- [WHAT TO PRODUCE]: Filter the listing below, copying every line in which the word "enrolled" appears.

- [EXERCISE MATERIALS]:
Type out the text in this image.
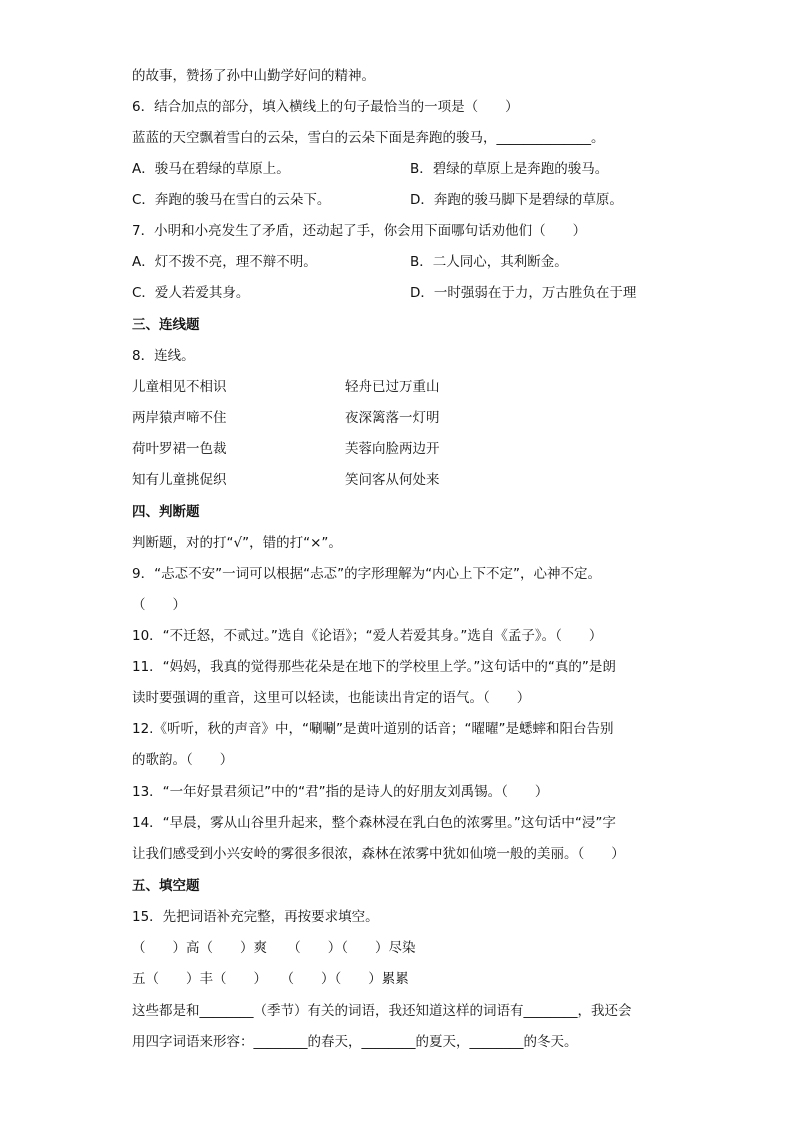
的故事，赞扬了孙中山勤学好问的精神。
6．结合加点的部分，填入横线上的句子最恰当的一项是（　　）
蓝蓝的天空飘着雪白的云朵，雪白的云朵下面是奔跑的骏马，______________。
A．骏马在碧绿的草原上。	B．碧绿的草原上是奔跑的骏马。
C．奔跑的骏马在雪白的云朵下。	D．奔跑的骏马脚下是碧绿的草原。
7．小明和小亮发生了矛盾，还动起了手，你会用下面哪句话劝他们（　　）
A．灯不拨不亮，理不辩不明。	B．二人同心，其利断金。
C．爱人若爱其身。	D．一时强弱在于力，万古胜负在于理
三、连线题
8．连线。
儿童相见不相识	轻舟已过万重山
两岸猿声啼不住	夜深篱落一灯明
荷叶罗裙一色裁	芙蓉向脸两边开
知有儿童挑促织	笑问客从何处来
四、判断题
判断题，对的打“√”，错的打“×”。
9．“忐忑不安”一词可以根据“忐忑”的字形理解为“内心上下不定”，心神不定。
（　　）
10．“不迁怒，不贰过。”选自《论语》；“爱人若爱其身。”选自《孟子》。（　　）
11．“妈妈，我真的觉得那些花朵是在地下的学校里上学。”这句话中的“真的”是朗
读时要强调的重音，这里可以轻读，也能读出肯定的语气。（　　）
12.《听听，秋的声音》中，“唰唰”是黄叶道别的话音；“曜曜”是蟋蟀和阳台告别
的歌韵。（　　）
13．“一年好景君须记”中的“君”指的是诗人的好朋友刘禹锡。（　　）
14．“早晨，雾从山谷里升起来，整个森林浸在乳白色的浓雾里。”这句话中“浸”字
让我们感受到小兴安岭的雾很多很浓，森林在浓雾中犹如仙境一般的美丽。（　　）
五、填空题
15．先把词语补充完整，再按要求填空。
（　　）高（　　）爽　　（　　）（　　）尽染
五（　　）丰（　　）　　（　　）（　　）累累
这些都是和________（季节）有关的词语，我还知道这样的词语有________，我还会
用四字词语来形容：________的春天，________的夏天，________的冬天。
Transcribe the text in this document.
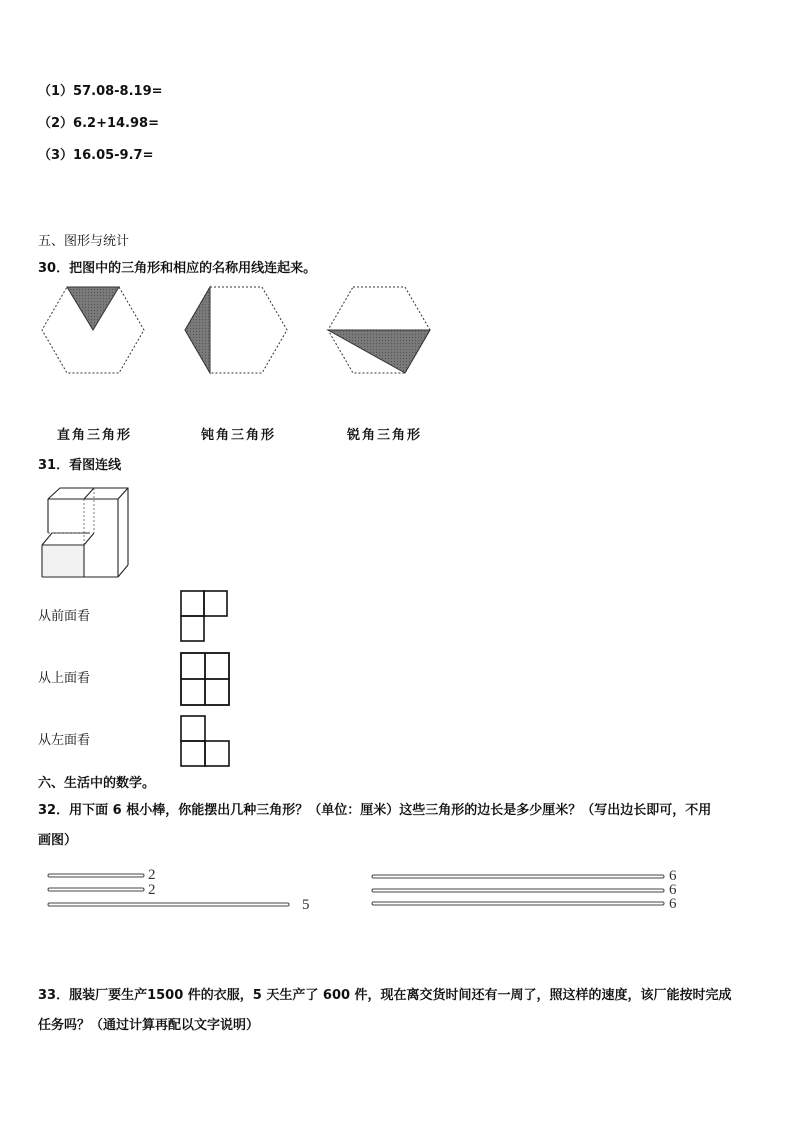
（1）57.08-8.19=
（2）6.2+14.98=
（3）16.05-9.7=
五、图形与统计
30．把图中的三角形和相应的名称用线连起来。
直角三角形	钝角三角形	锐角三角形
31．看图连线
从前面看
从上面看
从左面看
六、生活中的数学。
32．用下面 6 根小棒，你能摆出几种三角形？（单位：厘米）这些三角形的边长是多少厘米？（写出边长即可，不用
画图）
2
2
5
6
6
6
33．服装厂要生产1500 件的衣服，5 天生产了 600 件，现在离交货时间还有一周了，照这样的速度，该厂能按时完成
任务吗？（通过计算再配以文字说明）
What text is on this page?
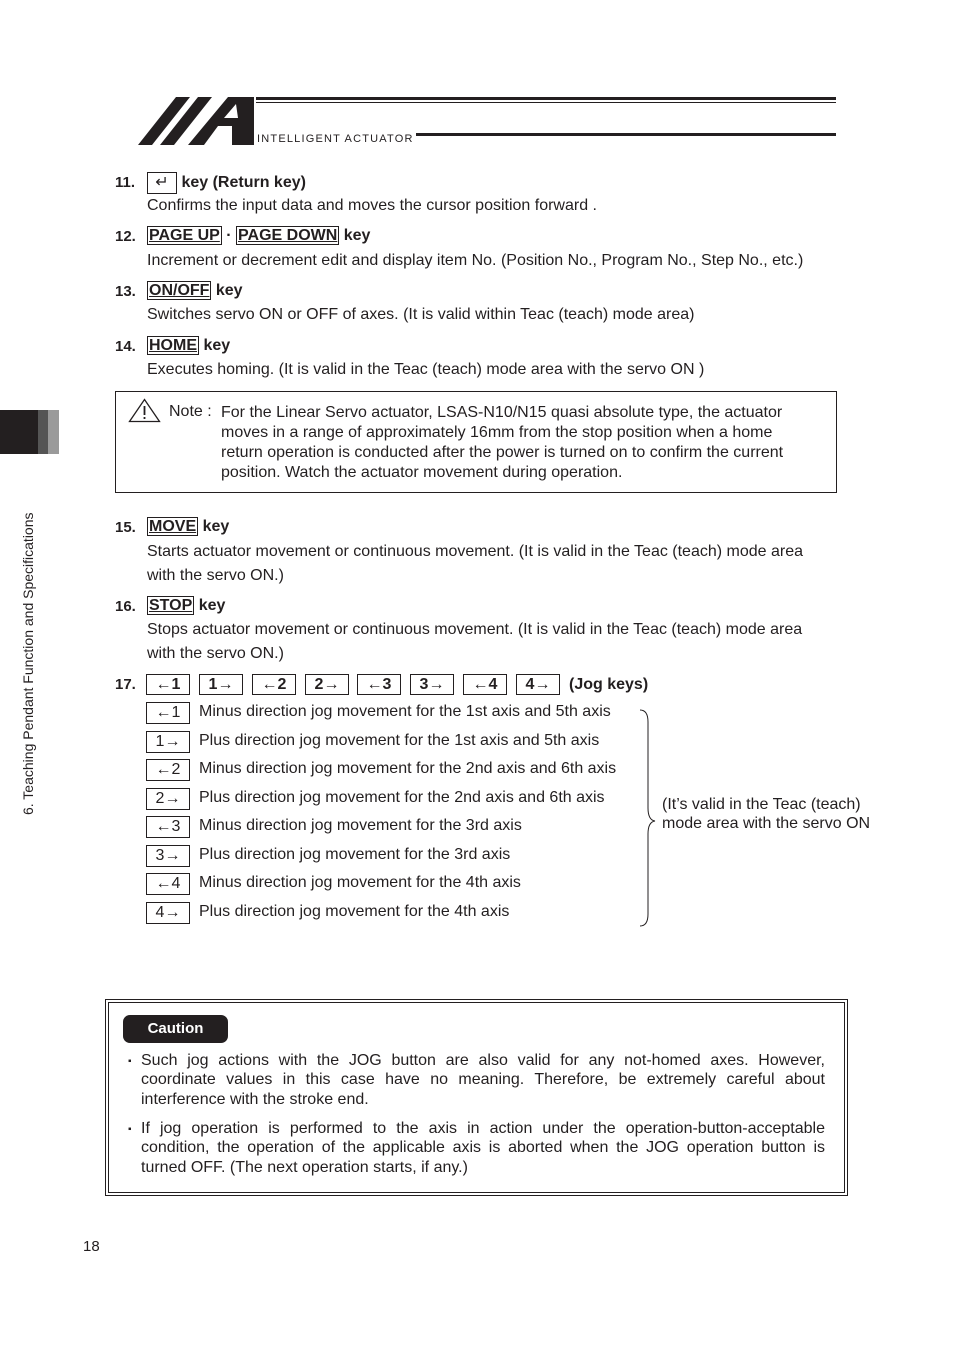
INTELLIGENT ACTUATOR
6. Teaching Pendant Function and Specifications
11.	↵ key (Return key)
Confirms the input data and moves the cursor position forward .
12. PAGE UP · PAGE DOWN key
Increment or decrement edit and display item No. (Position No., Program No., Step No., etc.)
13. ON/OFF key
Switches servo ON or OFF of axes. (It is valid within Teac (teach) mode area)
14. HOME key
Executes homing. (It is valid in the Teac (teach) mode area with the servo ON )
Note : For the Linear Servo actuator, LSAS-N10/N15 quasi absolute type, the actuator
moves in a range of approximately 16mm from the stop position when a home
return operation is conducted after the power is turned on to confirm the current
position. Watch the actuator movement during operation.
15. MOVE key
Starts actuator movement or continuous movement. (It is valid in the Teac (teach) mode area
with the servo ON.)
16. STOP key
Stops actuator movement or continuous movement. (It is valid in the Teac (teach) mode area
with the servo ON.)
17.	←1	1→	←2	2→	←3	3→	←4	4→	(Jog keys)
←1	Minus direction jog movement for the 1st axis and 5th axis
1→	Plus direction jog movement for the 1st axis and 5th axis
←2	Minus direction jog movement for the 2nd axis and 6th axis
2→	Plus direction jog movement for the 2nd axis and 6th axis
←3	Minus direction jog movement for the 3rd axis
3→	Plus direction jog movement for the 3rd axis
←4	Minus direction jog movement for the 4th axis
4→	Plus direction jog movement for the 4th axis
(It’s valid in the Teac (teach) mode area with the servo ON
Caution
▪ Such jog actions with the JOG button are also valid for any not-homed axes. However, coordinate values in this case have no meaning. Therefore, be extremely careful about interference with the stroke end.
▪ If jog operation is performed to the axis in action under the operation-button-acceptable condition, the operation of the applicable axis is aborted when the JOG operation button is turned OFF. (The next operation starts, if any.)
18
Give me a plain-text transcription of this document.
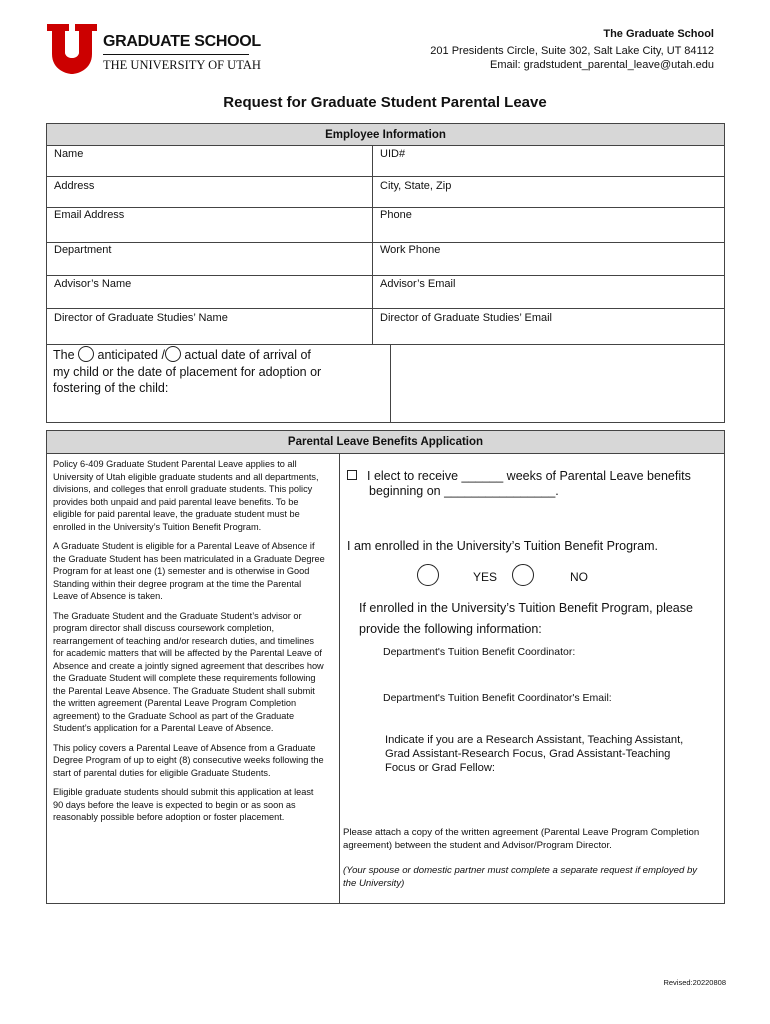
GRADUATE SCHOOL
THE UNIVERSITY OF UTAH
The Graduate School
201 Presidents Circle, Suite 302, Salt Lake City, UT 84112
Email: gradstudent_parental_leave@utah.edu
Request for Graduate Student Parental Leave
Employee Information
Name	UID#
Address	City, State, Zip
Email Address	Phone
Department	Work Phone
Advisor’s Name	Advisor’s Email
Director of Graduate Studies’ Name	Director of Graduate Studies’ Email
The anticipated / actual date of arrival of
my child or the date of placement for adoption or
fostering of the child:
Parental Leave Benefits Application

Policy 6-409 Graduate Student Parental Leave applies to all University of Utah eligible graduate students and all departments, divisions, and colleges that enroll graduate students. This policy provides both unpaid and paid parental leave benefits. To be eligible for paid parental leave, the graduate student must be enrolled in the University’s Tuition Benefit Program.

A Graduate Student is eligible for a Parental Leave of Absence if the Graduate Student has been matriculated in a Graduate Degree Program for at least one (1) semester and is otherwise in Good Standing within their degree program at the time the Parental Leave of Absence is taken.

The Graduate Student and the Graduate Student’s advisor or program director shall discuss coursework completion, rearrangement of teaching and/or research duties, and timelines for academic matters that will be affected by the Parental Leave of Absence and create a jointly signed agreement that describes how the Graduate Student will complete these requirements following the Parental Leave Absence. The Graduate Student shall submit the written agreement (Parental Leave Program Completion agreement) to the Graduate School as part of the Graduate Student’s application for a Parental Leave of Absence.

This policy covers a Parental Leave of Absence from a Graduate Degree Program of up to eight (8) consecutive weeks following the start of parental duties for eligible Graduate Students.

Eligible graduate students should submit this application at least 90 days before the leave is expected to begin or as soon as reasonably possible before adoption or foster placement.

I elect to receive ______ weeks of Parental Leave benefits
beginning on ________________.
I am enrolled in the University’s Tuition Benefit Program.
YES	NO
If enrolled in the University’s Tuition Benefit Program, please
provide the following information:
Department's Tuition Benefit Coordinator:
Department's Tuition Benefit Coordinator's Email:
Indicate if you are a Research Assistant, Teaching Assistant,
Grad Assistant-Research Focus, Grad Assistant-Teaching
Focus or Grad Fellow:
Please attach a copy of the written agreement (Parental Leave Program Completion
agreement) between the student and Advisor/Program Director.
(Your spouse or domestic partner must complete a separate request if employed by
the University)
Revised:20220808
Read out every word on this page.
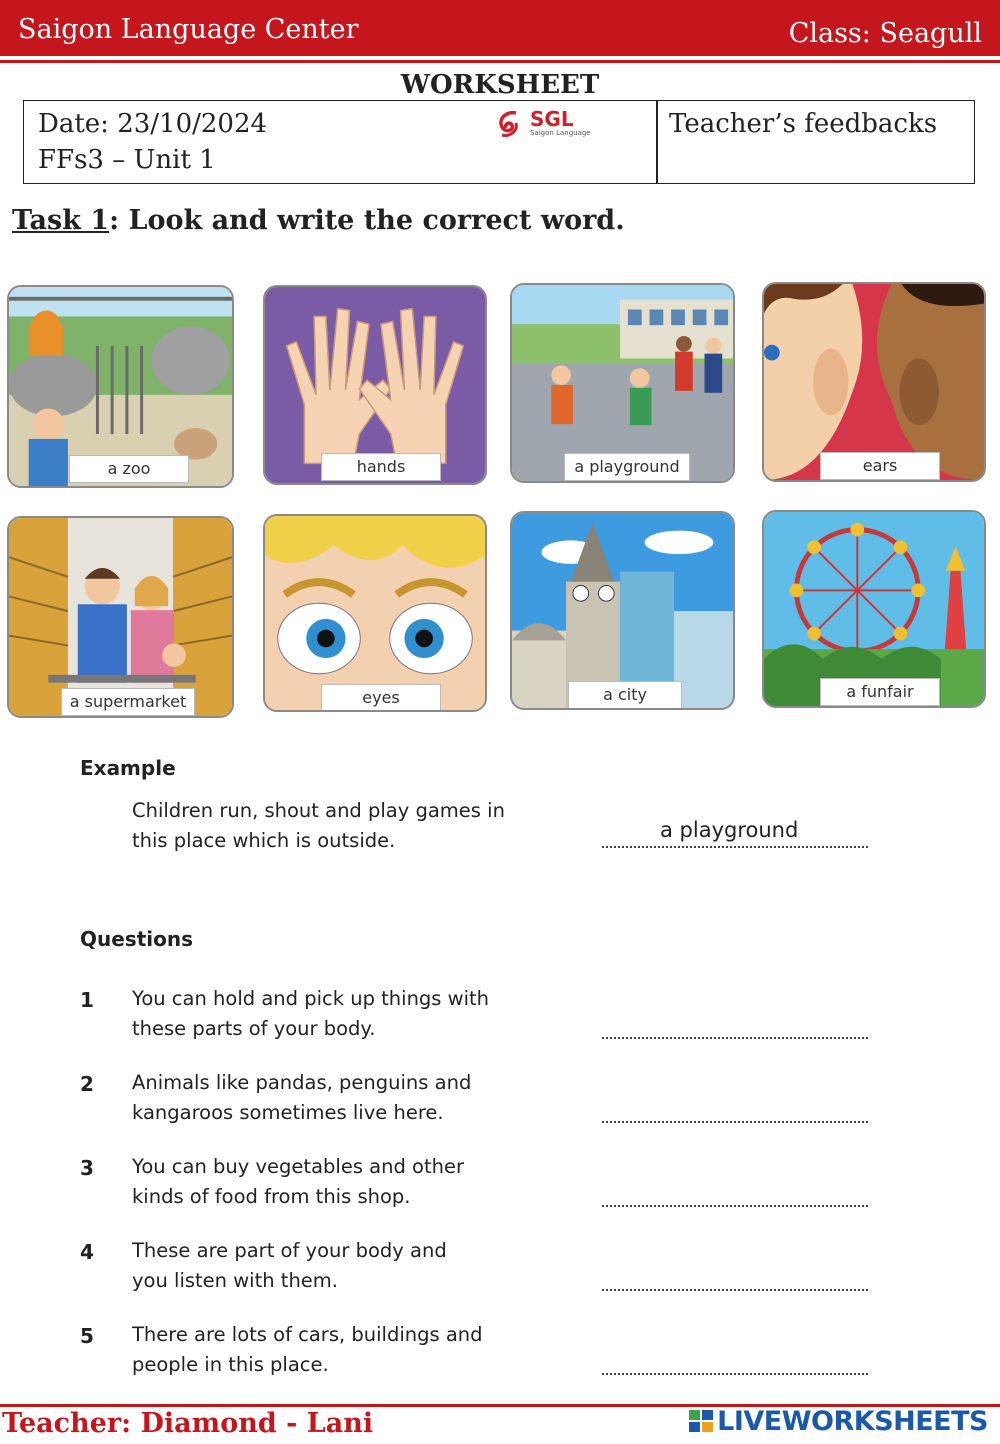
Saigon Language Center	Class: Seagull
WORKSHEET
Date: 23/10/2024
FFs3 – Unit 1
SGL
Saigon Language	Teacher’s feedbacks
Task 1: Look and write the correct word.
a zoo	hands	a playground	ears
a supermarket	eyes	a city	a funfair
Example
Children run, shout and play games in
this place which is outside.	a playground
Questions
1 You can hold and pick up things with
these parts of your body.
2 Animals like pandas, penguins and
kangaroos sometimes live here.
3 You can buy vegetables and other
kinds of food from this shop.
4 These are part of your body and
you listen with them.
5 There are lots of cars, buildings and
people in this place.
Teacher: Diamond - Lani	LIVEWORKSHEETS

- [WORKED SOLUTION]:
Policy 6-409 Graduate Student Parental Leave applies to all University of Utah eligible graduate students and all departments, divisions, and colleges that enroll graduate students. This policy provides both unpaid and paid parental leave benefits. To be eligible for paid parental leave, the graduate student must be enrolled in the University’s Tuition Benefit Program.
I am enrolled in the University’s Tuition Benefit Program.
If enrolled in the University’s Tuition Benefit Program, please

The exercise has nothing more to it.